**The problem:** Filter out everything except lines holding "screenshot".

**Provided data:**
*-*-*
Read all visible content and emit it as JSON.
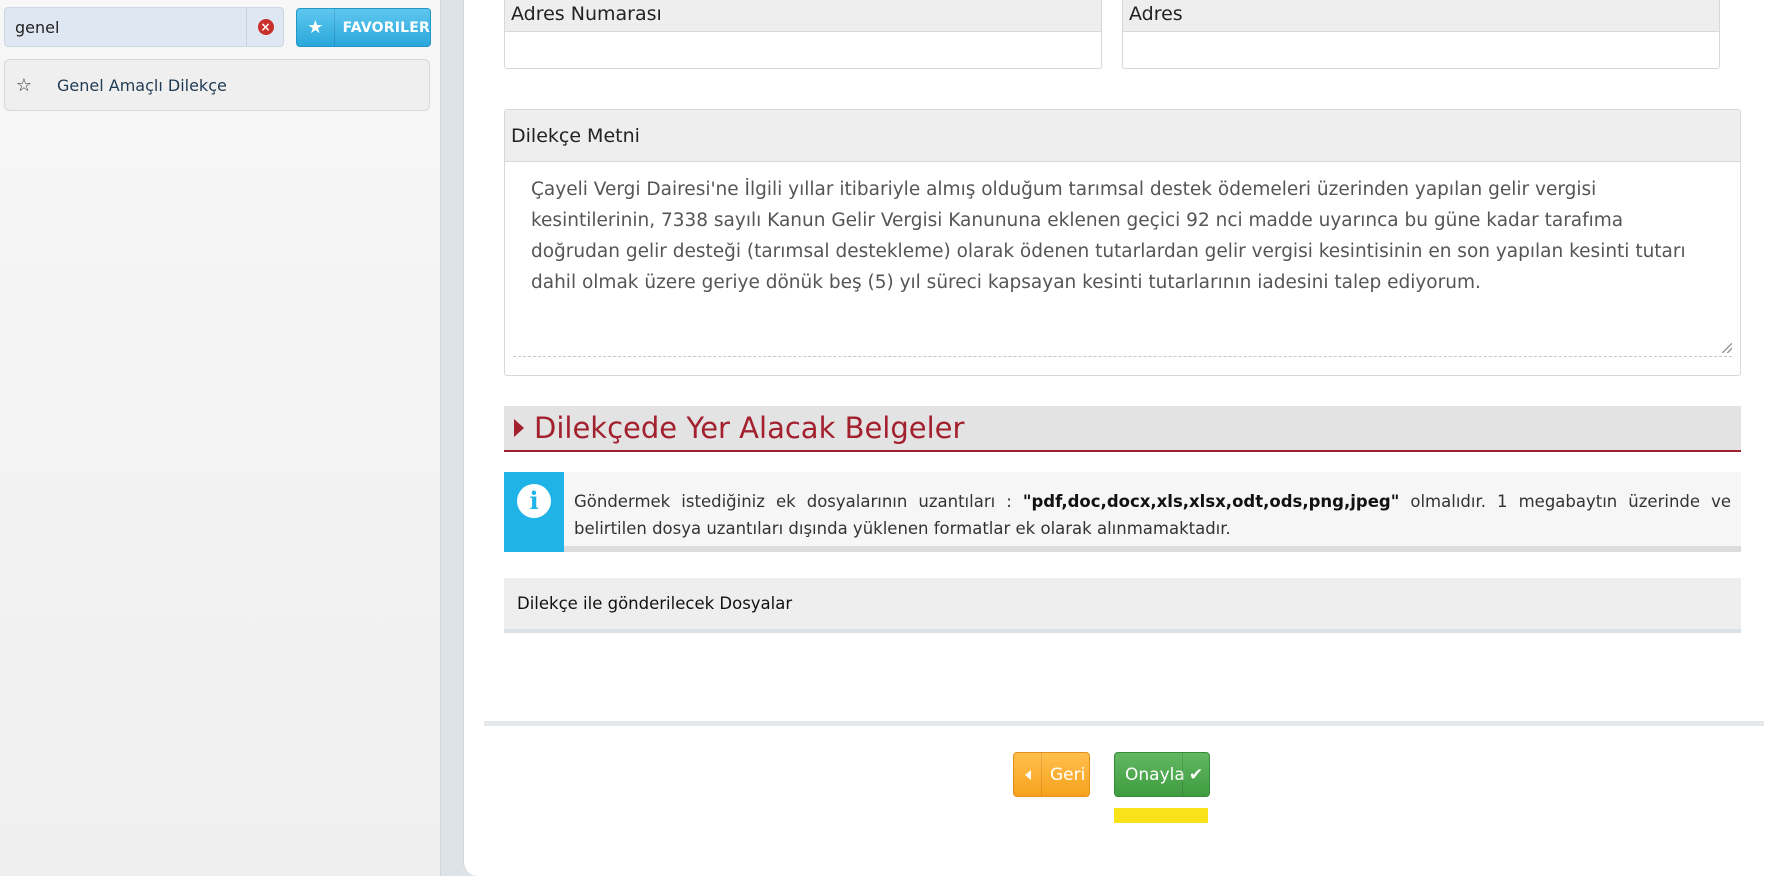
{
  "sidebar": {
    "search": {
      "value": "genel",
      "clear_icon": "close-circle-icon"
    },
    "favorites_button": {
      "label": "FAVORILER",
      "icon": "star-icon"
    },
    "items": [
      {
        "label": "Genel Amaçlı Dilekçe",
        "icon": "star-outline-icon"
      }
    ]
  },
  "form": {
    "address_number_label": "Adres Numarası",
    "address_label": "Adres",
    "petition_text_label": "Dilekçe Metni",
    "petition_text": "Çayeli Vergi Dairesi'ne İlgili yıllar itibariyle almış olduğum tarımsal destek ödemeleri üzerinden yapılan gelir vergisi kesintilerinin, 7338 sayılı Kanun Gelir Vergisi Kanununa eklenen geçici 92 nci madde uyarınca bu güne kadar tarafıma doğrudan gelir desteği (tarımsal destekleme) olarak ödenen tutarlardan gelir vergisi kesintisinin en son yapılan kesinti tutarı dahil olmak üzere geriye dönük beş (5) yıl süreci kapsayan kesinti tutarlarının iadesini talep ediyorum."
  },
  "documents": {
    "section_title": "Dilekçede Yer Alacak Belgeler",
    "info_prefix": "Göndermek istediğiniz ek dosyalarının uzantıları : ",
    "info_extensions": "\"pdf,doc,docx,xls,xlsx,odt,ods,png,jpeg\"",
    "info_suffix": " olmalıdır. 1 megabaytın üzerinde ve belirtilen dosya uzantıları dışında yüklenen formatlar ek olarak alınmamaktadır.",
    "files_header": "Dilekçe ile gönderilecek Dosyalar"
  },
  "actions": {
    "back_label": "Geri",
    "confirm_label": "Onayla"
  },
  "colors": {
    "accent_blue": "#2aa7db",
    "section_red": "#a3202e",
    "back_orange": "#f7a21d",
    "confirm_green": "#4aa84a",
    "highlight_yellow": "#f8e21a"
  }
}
*-*-*
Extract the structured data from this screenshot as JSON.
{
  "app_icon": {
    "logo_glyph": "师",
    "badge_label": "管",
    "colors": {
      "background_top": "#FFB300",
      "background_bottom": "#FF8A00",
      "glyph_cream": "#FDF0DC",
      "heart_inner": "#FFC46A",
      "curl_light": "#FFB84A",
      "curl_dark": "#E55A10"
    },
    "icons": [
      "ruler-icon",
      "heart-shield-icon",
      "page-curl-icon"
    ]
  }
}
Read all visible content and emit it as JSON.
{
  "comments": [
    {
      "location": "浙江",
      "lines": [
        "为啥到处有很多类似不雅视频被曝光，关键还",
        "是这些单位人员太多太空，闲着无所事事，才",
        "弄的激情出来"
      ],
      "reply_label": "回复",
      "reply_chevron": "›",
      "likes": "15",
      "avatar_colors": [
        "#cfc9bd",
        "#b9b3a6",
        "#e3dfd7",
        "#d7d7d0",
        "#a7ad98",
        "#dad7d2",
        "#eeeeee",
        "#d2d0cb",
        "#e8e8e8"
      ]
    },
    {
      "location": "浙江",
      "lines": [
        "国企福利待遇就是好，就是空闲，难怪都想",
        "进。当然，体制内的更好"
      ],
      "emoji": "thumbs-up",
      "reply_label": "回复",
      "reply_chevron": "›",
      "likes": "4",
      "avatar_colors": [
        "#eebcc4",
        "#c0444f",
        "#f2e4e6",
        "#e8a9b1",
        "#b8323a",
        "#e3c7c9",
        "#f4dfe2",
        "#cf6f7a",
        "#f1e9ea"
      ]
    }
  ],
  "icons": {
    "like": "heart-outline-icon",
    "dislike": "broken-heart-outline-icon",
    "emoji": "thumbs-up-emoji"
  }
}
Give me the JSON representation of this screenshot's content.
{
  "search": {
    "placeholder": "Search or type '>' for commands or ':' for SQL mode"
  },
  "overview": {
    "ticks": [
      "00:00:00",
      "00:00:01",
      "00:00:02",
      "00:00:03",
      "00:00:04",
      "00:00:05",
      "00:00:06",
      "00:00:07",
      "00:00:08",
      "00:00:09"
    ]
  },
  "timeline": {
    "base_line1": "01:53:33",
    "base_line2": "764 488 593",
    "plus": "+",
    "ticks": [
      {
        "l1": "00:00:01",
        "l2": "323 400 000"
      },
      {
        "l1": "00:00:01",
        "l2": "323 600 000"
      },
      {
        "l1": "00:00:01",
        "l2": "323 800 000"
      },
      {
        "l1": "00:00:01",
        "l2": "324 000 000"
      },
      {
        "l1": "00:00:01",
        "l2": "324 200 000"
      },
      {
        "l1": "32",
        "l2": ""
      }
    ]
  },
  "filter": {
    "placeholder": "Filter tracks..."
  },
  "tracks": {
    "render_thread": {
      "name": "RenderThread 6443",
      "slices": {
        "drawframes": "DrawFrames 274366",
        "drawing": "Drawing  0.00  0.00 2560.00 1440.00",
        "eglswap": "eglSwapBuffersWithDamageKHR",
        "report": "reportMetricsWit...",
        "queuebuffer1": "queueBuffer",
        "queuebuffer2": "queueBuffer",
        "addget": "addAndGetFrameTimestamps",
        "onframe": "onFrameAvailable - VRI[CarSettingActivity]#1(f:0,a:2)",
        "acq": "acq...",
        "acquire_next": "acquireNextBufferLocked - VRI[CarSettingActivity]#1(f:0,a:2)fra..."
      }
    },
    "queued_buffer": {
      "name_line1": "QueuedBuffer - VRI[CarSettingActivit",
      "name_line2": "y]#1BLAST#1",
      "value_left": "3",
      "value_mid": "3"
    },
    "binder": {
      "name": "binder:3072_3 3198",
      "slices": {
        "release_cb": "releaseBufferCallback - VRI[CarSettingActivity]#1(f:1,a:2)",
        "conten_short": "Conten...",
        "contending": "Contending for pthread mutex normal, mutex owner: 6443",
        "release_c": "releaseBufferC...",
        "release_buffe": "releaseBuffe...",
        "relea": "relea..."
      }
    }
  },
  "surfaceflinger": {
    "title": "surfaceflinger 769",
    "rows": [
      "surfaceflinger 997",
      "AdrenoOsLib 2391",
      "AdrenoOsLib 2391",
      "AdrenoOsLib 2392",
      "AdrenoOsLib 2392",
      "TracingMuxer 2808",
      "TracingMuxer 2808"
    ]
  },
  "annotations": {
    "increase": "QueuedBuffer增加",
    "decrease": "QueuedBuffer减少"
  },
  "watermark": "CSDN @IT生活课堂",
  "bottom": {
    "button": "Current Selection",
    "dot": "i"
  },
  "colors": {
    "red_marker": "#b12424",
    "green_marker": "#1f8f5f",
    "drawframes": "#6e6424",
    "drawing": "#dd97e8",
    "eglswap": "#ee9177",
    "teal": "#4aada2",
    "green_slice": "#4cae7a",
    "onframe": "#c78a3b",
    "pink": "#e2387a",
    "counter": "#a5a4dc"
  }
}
*-*-*
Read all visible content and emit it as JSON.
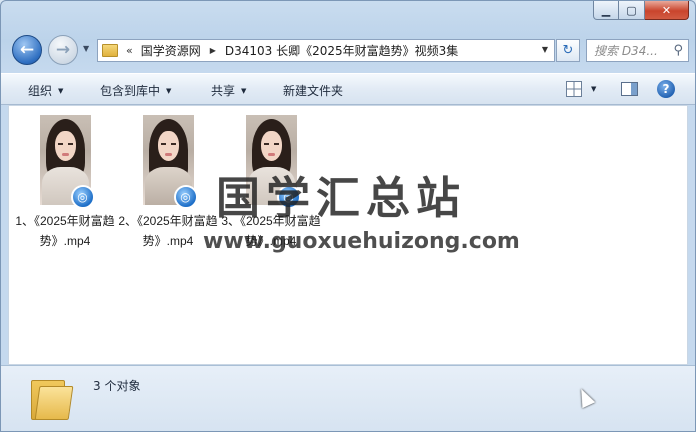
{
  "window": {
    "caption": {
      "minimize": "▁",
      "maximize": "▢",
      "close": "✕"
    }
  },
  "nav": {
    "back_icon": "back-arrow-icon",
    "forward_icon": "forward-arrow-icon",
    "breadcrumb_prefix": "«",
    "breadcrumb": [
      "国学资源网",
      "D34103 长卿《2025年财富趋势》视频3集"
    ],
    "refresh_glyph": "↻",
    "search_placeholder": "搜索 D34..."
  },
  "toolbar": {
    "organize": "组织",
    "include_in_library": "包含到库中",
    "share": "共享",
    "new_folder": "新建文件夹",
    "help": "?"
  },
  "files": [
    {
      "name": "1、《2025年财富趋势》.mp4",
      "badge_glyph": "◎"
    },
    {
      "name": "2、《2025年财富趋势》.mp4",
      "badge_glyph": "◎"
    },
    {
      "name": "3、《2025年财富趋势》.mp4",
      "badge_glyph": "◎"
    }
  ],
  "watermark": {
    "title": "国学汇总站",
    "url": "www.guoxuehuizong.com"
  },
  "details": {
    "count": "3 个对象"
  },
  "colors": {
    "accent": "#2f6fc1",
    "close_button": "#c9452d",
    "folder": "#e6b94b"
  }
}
*-*-*
**Finished task:**
Extract the structured data from this screenshot as JSON.
Give me the JSON representation of this screenshot's content.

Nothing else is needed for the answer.